(Dataset records)
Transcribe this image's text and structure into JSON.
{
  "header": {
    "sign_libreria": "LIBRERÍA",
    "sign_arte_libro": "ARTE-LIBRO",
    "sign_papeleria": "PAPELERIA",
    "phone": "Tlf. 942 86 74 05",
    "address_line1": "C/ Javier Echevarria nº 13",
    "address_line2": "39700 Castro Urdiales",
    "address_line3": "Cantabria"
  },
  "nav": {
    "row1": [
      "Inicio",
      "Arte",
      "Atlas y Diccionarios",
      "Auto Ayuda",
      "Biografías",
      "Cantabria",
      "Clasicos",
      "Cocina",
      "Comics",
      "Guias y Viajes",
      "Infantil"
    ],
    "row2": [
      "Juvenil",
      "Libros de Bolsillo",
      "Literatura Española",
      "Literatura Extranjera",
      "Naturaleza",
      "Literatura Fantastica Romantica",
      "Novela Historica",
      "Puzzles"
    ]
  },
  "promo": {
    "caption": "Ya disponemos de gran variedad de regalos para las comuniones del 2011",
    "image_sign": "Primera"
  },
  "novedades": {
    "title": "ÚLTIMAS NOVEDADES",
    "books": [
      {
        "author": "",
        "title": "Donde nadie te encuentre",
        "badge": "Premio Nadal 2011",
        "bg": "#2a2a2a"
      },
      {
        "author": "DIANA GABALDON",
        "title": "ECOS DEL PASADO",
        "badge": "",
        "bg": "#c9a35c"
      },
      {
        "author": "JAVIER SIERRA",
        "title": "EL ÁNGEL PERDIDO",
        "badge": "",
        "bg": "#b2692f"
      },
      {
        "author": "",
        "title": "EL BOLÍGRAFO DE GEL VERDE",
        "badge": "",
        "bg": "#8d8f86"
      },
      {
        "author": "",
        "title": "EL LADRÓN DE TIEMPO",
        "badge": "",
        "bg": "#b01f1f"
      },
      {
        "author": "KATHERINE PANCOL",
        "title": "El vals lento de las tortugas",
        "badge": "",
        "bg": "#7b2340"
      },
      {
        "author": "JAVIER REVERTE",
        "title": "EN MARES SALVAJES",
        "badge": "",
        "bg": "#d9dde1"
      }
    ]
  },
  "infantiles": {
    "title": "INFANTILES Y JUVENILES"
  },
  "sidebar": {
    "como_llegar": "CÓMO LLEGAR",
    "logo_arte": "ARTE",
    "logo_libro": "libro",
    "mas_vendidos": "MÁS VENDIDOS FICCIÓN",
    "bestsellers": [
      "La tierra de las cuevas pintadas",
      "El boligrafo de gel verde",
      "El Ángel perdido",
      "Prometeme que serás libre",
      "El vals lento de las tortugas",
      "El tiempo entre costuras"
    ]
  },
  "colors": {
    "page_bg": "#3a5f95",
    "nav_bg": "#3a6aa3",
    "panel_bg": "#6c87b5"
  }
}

...

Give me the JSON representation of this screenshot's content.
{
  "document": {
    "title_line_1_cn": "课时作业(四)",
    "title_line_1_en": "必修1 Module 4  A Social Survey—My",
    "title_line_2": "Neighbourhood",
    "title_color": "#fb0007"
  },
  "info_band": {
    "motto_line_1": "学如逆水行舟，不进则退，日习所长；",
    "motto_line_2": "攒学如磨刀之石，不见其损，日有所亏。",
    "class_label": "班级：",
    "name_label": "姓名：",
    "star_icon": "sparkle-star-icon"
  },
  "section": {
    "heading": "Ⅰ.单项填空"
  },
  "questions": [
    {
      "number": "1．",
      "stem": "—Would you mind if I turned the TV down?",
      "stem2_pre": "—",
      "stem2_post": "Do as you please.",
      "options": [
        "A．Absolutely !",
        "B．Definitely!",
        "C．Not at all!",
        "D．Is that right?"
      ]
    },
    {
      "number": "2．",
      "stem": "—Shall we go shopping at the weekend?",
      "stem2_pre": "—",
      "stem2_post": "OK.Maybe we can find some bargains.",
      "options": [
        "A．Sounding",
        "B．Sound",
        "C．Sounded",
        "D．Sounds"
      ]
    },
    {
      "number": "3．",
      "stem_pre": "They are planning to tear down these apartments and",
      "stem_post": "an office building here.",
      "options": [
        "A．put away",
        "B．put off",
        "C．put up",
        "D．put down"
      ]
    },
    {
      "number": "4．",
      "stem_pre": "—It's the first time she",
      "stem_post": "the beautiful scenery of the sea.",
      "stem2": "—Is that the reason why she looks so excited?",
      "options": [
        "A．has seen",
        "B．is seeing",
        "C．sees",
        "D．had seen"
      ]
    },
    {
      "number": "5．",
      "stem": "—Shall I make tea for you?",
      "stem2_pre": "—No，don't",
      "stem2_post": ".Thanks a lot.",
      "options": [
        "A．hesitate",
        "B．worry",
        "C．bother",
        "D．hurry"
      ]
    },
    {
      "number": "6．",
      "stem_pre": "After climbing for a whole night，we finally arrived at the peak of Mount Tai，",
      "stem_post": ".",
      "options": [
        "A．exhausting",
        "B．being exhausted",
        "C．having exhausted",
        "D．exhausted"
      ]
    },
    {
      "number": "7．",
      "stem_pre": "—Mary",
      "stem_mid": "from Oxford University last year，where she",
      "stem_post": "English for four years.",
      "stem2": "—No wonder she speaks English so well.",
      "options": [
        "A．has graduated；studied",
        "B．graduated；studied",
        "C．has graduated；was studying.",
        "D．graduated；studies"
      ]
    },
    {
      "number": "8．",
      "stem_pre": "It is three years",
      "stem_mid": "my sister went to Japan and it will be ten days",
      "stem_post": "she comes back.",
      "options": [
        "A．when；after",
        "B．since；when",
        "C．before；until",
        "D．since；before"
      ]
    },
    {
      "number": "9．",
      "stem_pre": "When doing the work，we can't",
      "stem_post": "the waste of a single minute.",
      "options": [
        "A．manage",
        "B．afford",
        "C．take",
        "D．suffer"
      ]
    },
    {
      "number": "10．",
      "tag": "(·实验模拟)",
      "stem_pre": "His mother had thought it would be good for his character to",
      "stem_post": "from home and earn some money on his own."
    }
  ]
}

PROBLEM STATEMENT:
For each line in the data above that contains the string "number", extract the line.

THE ANSWER:
      "number": "1．",
      "number": "2．",
      "number": "3．",
      "number": "4．",
      "number": "5．",
      "number": "6．",
      "number": "7．",
      "number": "8．",
      "number": "9．",
      "number": "10．",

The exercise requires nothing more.